-- Start ENTRIES --
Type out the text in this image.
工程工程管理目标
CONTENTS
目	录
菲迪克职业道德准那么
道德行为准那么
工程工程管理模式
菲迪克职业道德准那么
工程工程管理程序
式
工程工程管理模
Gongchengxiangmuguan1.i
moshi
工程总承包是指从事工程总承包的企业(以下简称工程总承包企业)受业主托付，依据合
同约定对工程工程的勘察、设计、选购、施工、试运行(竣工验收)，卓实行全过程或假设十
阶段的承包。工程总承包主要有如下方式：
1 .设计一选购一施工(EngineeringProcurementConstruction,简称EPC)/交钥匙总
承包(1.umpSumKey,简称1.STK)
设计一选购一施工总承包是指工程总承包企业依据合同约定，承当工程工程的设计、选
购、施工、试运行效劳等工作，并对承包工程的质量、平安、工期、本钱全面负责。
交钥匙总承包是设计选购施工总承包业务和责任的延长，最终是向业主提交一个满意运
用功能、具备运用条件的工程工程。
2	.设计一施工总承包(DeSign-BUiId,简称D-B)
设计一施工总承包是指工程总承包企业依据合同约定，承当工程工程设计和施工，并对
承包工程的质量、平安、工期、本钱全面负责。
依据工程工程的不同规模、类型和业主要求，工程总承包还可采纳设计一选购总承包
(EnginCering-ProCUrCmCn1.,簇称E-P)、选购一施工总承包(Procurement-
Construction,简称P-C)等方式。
-- End ENTRIES --
**TO DO:** Exactly as shown, repeat every record.

**PROBLEM SOLUTION:**
Type out the text in this image.
工程工程管理目标
CONTENTS
目	录
菲迪克职业道德准那么
道德行为准那么
工程工程管理模式
菲迪克职业道德准那么
工程工程管理程序
式
工程工程管理模
Gongchengxiangmuguan1.i
moshi
工程总承包是指从事工程总承包的企业(以下简称工程总承包企业)受业主托付，依据合
同约定对工程工程的勘察、设计、选购、施工、试运行(竣工验收)，卓实行全过程或假设十
阶段的承包。工程总承包主要有如下方式：
1 .设计一选购一施工(EngineeringProcurementConstruction,简称EPC)/交钥匙总
承包(1.umpSumKey,简称1.STK)
设计一选购一施工总承包是指工程总承包企业依据合同约定，承当工程工程的设计、选
购、施工、试运行效劳等工作，并对承包工程的质量、平安、工期、本钱全面负责。
交钥匙总承包是设计选购施工总承包业务和责任的延长，最终是向业主提交一个满意运
用功能、具备运用条件的工程工程。
2	.设计一施工总承包(DeSign-BUiId,简称D-B)
设计一施工总承包是指工程总承包企业依据合同约定，承当工程工程设计和施工，并对
承包工程的质量、平安、工期、本钱全面负责。
依据工程工程的不同规模、类型和业主要求，工程总承包还可采纳设计一选购总承包
(EnginCering-ProCUrCmCn1.,簇称E-P)、选购一施工总承包(Procurement-
Construction,简称P-C)等方式。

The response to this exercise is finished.